Exercise directions
From the listing below, pull out the lines that hold "optiques".

Dataset entries:
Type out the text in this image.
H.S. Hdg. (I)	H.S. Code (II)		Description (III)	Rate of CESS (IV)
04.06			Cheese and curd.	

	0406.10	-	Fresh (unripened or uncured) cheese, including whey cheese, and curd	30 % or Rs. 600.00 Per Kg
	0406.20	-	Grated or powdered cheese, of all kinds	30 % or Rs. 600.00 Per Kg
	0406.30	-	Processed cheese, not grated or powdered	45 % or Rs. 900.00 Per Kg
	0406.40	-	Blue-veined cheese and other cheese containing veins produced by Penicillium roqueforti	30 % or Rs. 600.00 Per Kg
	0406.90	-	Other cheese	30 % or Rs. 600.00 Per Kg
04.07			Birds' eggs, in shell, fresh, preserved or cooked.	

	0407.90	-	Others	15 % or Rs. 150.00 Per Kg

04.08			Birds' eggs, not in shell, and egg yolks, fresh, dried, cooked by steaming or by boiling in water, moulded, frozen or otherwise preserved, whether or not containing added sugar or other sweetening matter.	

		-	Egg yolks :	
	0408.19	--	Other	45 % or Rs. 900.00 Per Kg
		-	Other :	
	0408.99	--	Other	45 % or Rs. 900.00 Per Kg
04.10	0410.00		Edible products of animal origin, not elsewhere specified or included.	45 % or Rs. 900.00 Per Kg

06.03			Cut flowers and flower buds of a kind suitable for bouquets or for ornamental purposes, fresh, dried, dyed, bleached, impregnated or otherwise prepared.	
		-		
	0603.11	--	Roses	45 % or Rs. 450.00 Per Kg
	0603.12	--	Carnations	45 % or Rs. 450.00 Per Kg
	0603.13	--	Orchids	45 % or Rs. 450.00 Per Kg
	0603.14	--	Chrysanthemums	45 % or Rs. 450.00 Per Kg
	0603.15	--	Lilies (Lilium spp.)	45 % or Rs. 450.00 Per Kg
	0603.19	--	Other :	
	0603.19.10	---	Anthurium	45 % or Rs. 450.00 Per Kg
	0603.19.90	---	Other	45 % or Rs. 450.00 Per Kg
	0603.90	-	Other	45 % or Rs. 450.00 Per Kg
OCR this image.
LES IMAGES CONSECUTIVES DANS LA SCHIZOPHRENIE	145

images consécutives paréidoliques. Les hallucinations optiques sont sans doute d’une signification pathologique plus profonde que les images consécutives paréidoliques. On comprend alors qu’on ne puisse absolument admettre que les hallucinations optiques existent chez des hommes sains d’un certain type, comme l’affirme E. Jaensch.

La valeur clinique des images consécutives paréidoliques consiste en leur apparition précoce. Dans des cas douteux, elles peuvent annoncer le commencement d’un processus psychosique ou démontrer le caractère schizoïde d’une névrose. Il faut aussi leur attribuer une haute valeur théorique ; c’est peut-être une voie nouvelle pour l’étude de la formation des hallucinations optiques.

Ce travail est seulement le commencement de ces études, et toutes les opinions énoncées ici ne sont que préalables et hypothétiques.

Correct result
images consécutives paréidoliques. Les hallucinations optiques sont sans doute d’une signification pathologique plus profonde que les images consécutives paréidoliques. On comprend alors qu’on ne puisse absolument admettre que les hallucinations optiques existent chez des hommes sains d’un certain type, comme l’affirme E. Jaensch.
La valeur clinique des images consécutives paréidoliques consiste en leur apparition précoce. Dans des cas douteux, elles peuvent annoncer le commencement d’un processus psychosique ou démontrer le caractère schizoïde d’une névrose. Il faut aussi leur attribuer une haute valeur théorique ; c’est peut-être une voie nouvelle pour l’étude de la formation des hallucinations optiques.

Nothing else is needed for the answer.